-- start Passage --

(click photo to enlarge)

This is my shop built 22 inch tilting table drum sander.

In preparing to build my version of the drum sander (sometimes called a thickness sander), I looked at commercial versions and several shop-built versions on the Internet. Most shop built models used variations of the basic plans published in "Power Tools and Accessories", a good, solid machine, but I had several requirements that I wanted to incorporate that made this option unacceptable, so I went at it on my own.

First, I found that most of the shop-built sanders used a single screw mechanism to raise and lower the table, i.e. a threaded rod or bolt located at the front of the table that, when turned, raised the table at a single point. This (to me) seemed to be a bit unstable unless you used some sort of locking mechanism on the sides to hold them tight. Without side locks, no matter how well the table is secured at the far end, you still had the potential for wobble or misalignment on the sides. I wanted a single solution to lift the table securely across its entire width, without the need for any sort of stabilization. I came up with a hinged sled mechanism that fills the bill nicely, and is ultra stable.

I also did not like the vertical stand...all of my shop tools have canted legs, titled at around 15 to 17 degrees, which makes them very stable and less prone to tipping. So, I wanted a stand that had these canted legs.

I did not particularly like the pillow block bearing sitting up on top of the stand of many of the shop built units I saw. Again, (yes, I am a stability freak!) it just looked like it would/could weaken over time and allow wobble or misalignment to creep in. So, I used three bolt flange bearings I found at an Internet surplus center (all of my sources are included below). These bearings bolt right to the sides so there is lots of stability.

Finally, I have never liked the "hanging motor" type of tensioner. I like everything nice and tight. So I bolted my motor flat to the stand and used a v-belt that was the correct size for the pulleys. Tightening the motor to the table pulled the belt exactly tight enough without putting much stress on the bearings.

-- end Passage --

Set tasks ->
A: Repeat word for word the section of the drum sander description that opens with the words containing "I also did not" and closes with "these canted legs.".
B: List each design choice found on other shop-built drum sanders that the drum sander description says the writer disliked and avoided.
C: Write the next part of the drum sander description, starting after its final sentence.

-- start Excerpted data --

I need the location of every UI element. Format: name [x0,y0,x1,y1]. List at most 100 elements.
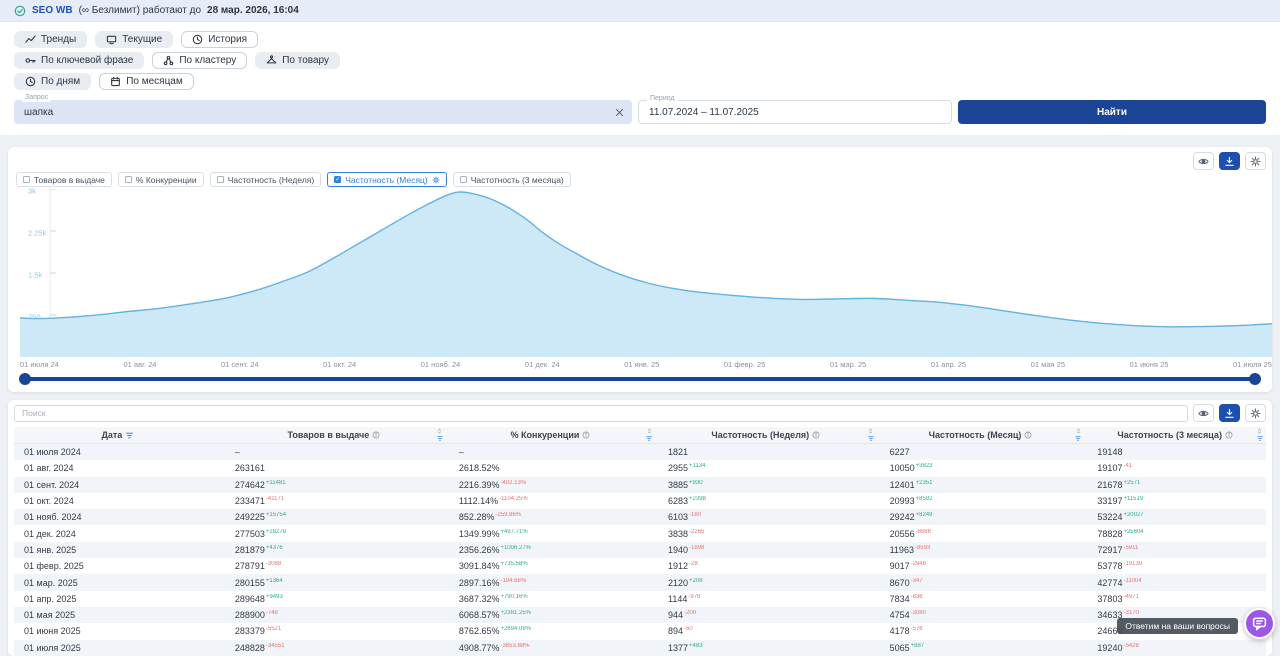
range-slider-left-handle[interactable] [19,373,31,385]
chat-button[interactable] [1244,608,1275,639]
y-axis-tick-label: 1.5k [28,271,42,280]
value-cell: 1940-1898 [655,545,877,555]
cell-value: 11963 [890,545,914,555]
delta-badge: +735.58% [500,561,527,567]
chart-visibility-button[interactable] [1193,152,1214,170]
table-visibility-button[interactable] [1193,404,1214,422]
mode-product[interactable]: По товару [255,52,340,69]
chart-settings-button[interactable] [1245,152,1266,170]
column-header[interactable]: Товаров в выдаче [222,427,446,443]
info-icon[interactable] [1225,431,1233,439]
area-chart [20,189,1272,357]
filter-bars-icon[interactable] [1256,435,1264,442]
column-header[interactable]: Частотность (3 месяца) [1084,427,1266,443]
column-header-label: Частотность (Месяц) [929,430,1022,440]
sort-widget[interactable] [645,427,653,443]
range-slider-right-handle[interactable] [1249,373,1261,385]
table-search-input[interactable] [14,405,1188,422]
delta-badge: -28 [689,561,698,567]
table-settings-button[interactable] [1245,404,1266,422]
mode-keyword[interactable]: По ключевой фразе [14,52,144,69]
delta-badge: -4971 [1123,594,1138,600]
legend-chip[interactable]: Частотность (Неделя) [210,172,322,187]
delta-badge: -41 [1123,463,1132,469]
filter-bars-icon[interactable] [1074,435,1082,442]
delta-badge: -347 [911,578,923,584]
delta-badge: -19139 [1123,561,1142,567]
sort-arrows-icon[interactable] [646,428,653,434]
tab-history[interactable]: История [181,31,258,48]
cell-value: 4178 [890,626,910,636]
column-header[interactable]: Дата [14,427,222,443]
value-cell: 1112.14%-1104.25% [446,496,655,506]
cell-value: 1112.14% [459,496,498,506]
brand[interactable]: SEO WB [32,5,73,16]
download-icon [1224,156,1235,167]
filter-bars-icon[interactable] [645,435,653,442]
cell-value: 3838 [668,529,688,539]
filter-bars-icon[interactable] [125,431,134,440]
tab-current[interactable]: Текущие [95,31,173,48]
column-header[interactable]: Частотность (Месяц) [877,427,1085,443]
date-cell: 01 сент. 2024 [14,480,222,490]
sort-widget[interactable] [867,427,875,443]
delta-badge: +15754 [266,512,286,518]
legend-chip[interactable]: ✓Частотность (Месяц) [327,172,447,187]
table-download-button[interactable] [1219,404,1240,422]
period-input[interactable] [639,107,951,118]
column-header[interactable]: % Конкуренции [446,427,655,443]
find-button[interactable]: Найти [958,100,1266,124]
value-cell: 19107-41 [1084,463,1266,473]
sort-widget[interactable] [1074,427,1082,443]
delta-badge: +930 [689,480,703,486]
delta-badge: -836 [911,594,923,600]
granularity-months[interactable]: По месяцам [99,73,194,90]
value-cell: 2897.16%-194.68% [446,578,655,588]
delta-badge: -1104.25% [499,496,528,502]
filter-bars-icon[interactable] [867,435,875,442]
clear-icon[interactable] [606,100,632,124]
mode-cluster[interactable]: По кластеру [152,52,247,69]
x-axis-tick-label: 01 февр. 25 [724,360,765,369]
table-row: 01 апр. 2025289648+94933687.32%+790.16%1… [14,591,1266,607]
value-cell: 8762.65%+2694.08% [446,626,655,636]
y-axis-tick-label: 750 [28,313,41,322]
value-cell: 248828-34551 [222,643,446,653]
column-header[interactable]: Частотность (Неделя) [655,427,877,443]
table-toolbar-buttons [1193,404,1266,422]
sort-widget[interactable] [436,427,444,443]
x-axis-tick-label: 01 нояб. 24 [421,360,461,369]
legend-chip[interactable]: Товаров в выдаче [16,172,112,187]
range-slider[interactable] [20,372,1260,386]
filter-bars-icon[interactable] [436,435,444,442]
keyword-input[interactable] [14,107,606,118]
sort-arrows-icon[interactable] [1075,428,1082,434]
legend-chip[interactable]: Частотность (3 месяца) [453,172,571,187]
eye-icon [1198,408,1209,419]
info-icon[interactable] [812,431,820,439]
sort-arrows-icon[interactable] [436,428,443,434]
cell-value: 1940 [668,545,688,555]
cell-value: 7834 [890,594,910,604]
granularity-days[interactable]: По дням [14,73,91,90]
sort-arrows-icon[interactable] [867,428,874,434]
sort-widget[interactable] [1256,427,1264,443]
delta-badge: -194.68% [500,578,526,584]
chart-legend: Товаров в выдаче % Конкуренции Частотность… [16,172,1266,187]
legend-chip[interactable]: % Конкуренции [118,172,204,187]
table-row: 01 июня 2025283379-55218762.65%+2694.08%… [14,623,1266,639]
column-header-label: Частотность (Неделя) [711,430,809,440]
value-cell: 10050+3823 [877,463,1085,473]
cell-value: 3885 [668,480,688,490]
sort-arrows-icon[interactable] [1256,428,1263,434]
chart-download-button[interactable] [1219,152,1240,170]
legend-chip-label: Частотность (Месяц) [345,175,428,185]
range-slider-track[interactable] [20,377,1260,381]
info-icon[interactable] [1024,431,1032,439]
info-icon[interactable] [582,431,590,439]
info-icon[interactable] [372,431,380,439]
cell-value: 2618.52% [459,463,500,473]
gear-icon[interactable] [432,176,440,184]
subscription-text: (∞ Безлимит) работают до [79,5,201,16]
tab-trends[interactable]: Тренды [14,31,87,48]
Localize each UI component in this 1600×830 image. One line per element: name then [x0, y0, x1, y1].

-- end Excerpted data --

Answers for the exercise ->
A:
I also did not like the vertical stand...all of my shop tools have canted legs, titled at around 15 to 17 degrees, which makes them very stable and less prone to tipping. So, I wanted a stand that had these canted legs.

B:
- A single screw mechanism at the front of the table to raise and lower it
- A vertical stand
- Pillow block bearings sitting on top of the stand
- The "hanging motor" type of tensioner

C:
Other features I found on shop-built sanders were difficult to improve on so I incorporated them as I went along.

Here is my construction as it progressed. As of this time, I have yet to complete the sawdust collection; my sawdust collection system consists of a 6hp shop vac, so I don't have a ton of suction...I need to be conscious of how I direct the suction to maximize its effectiveness. I am still thinking of what to do there.

Here is how it went! Let me know if you want me to expand on anything! Note: click on any picture to enlarge it in a new window.

Here are the major hardware parts. You can see the 3/4" keyed shaft I used for the drum. There are the two flange bearings. Two pulleys, and key way keys. Best of all was this massive piano hinge. Turns out is was military surplus and really thick aluminum. No holes either, so I got to drill my own only where I needed them. Here is the parts list with stock numbers and source:

Part Number Description Price
1-2982-75-3 3/4" X 36" KEYED SHAFT $22.75
1-1974 2.25" DIA 5/8" BORE PULLEY $1.99
1-BK57-C 5.45 O. D. 3/4" BORE PULLEY $9.00 
1-2870 3/4" 3 BOLT FLANGE BEARING (2) $7.90
1-2994 2 X 1 SWIVEL PLATE CASTERS (2) $3.78
1-2283 3" x 50" ALUMINUM PIANO HINGE $4.99

Source: http://www.surpluscenter.com

Note: click on any picture to enlarge it in a new window.


These are pictures of the basic stand construction. The legs are canted at about 15 degrees. Note that the top cross braces are made of two pieces of 3/4" plywood laminated together, cross grain, for rigidity. The dados in the horizontal table support are for the elevating sled. These will be the sled tracks. Note the 1-1/4 inch hole in one of the laminated cross braces for the drum shaft to protrude through. It needs to be oversized to allow the shaft enough room to be dropped in at an angle (see below). The 1/4 inch vertical dados in the top cross braces will be for the dust hood to slip into. All joints are dado or half lap, then glued and screwed, for stability. Though not really visible here, the shelf supports at the bottom are beveled 15 degrees to make them parallel to the floor so that the motor shelf will lay flat across.

Frame made of 2x4 construction. I scrounged the lumber from old election signs that were left standing after the elections were over. Some of them needed to be run through the planer to scrape off the weathering.

Note: click on any picture to enlarge it in a new window.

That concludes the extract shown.